Exercise task
Copy out every record below exactly as written, but leave out any pictures.

★ ★ ★ ★ ★

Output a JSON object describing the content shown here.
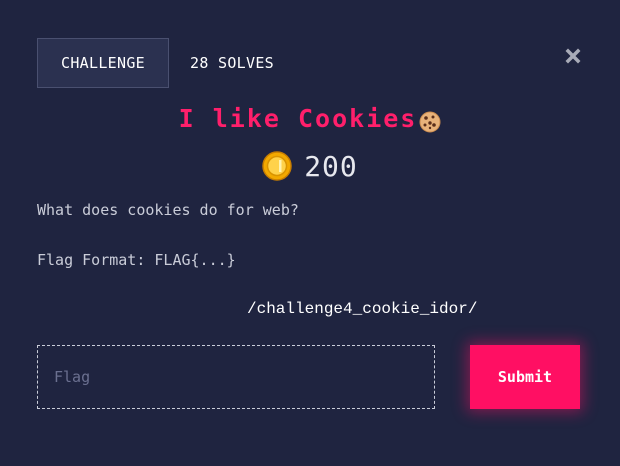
{
  "tabs": {
    "challenge_label": "CHALLENGE",
    "solves_label": "28 SOLVES"
  },
  "close_icon": "close-icon",
  "challenge": {
    "title": "I like Cookies",
    "title_emoji_icon": "cookie-icon",
    "points_icon": "coin-icon",
    "points": "200",
    "description_line1": "What does cookies do for web?",
    "description_line2": "Flag Format: FLAG{...}",
    "link_text": "/challenge4_cookie_idor/"
  },
  "form": {
    "flag_placeholder": "Flag",
    "flag_value": "",
    "submit_label": "Submit"
  },
  "colors": {
    "background": "#1f2440",
    "accent": "#ff0f63",
    "title": "#ff1f6b"
  }
}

★ ★ ★ ★ ★

Answer in full
Output a JSON object describing the content shown here.
{
  "tabs": {
    "challenge_label": "CHALLENGE",
    "solves_label": "28 SOLVES"
  },
  "close_icon": "close-icon",
  "challenge": {
    "title": "I like Cookies",
    "title_emoji_icon": "cookie-icon",
    "points_icon": "coin-icon",
    "points": "200",
    "description_line1": "What does cookies do for web?",
    "description_line2": "Flag Format: FLAG{...}",
    "link_text": "/challenge4_cookie_idor/"
  },
  "form": {
    "flag_placeholder": "Flag",
    "flag_value": "",
    "submit_label": "Submit"
  },
  "colors": {
    "background": "#1f2440",
    "accent": "#ff0f63",
    "title": "#ff1f6b"
  }
}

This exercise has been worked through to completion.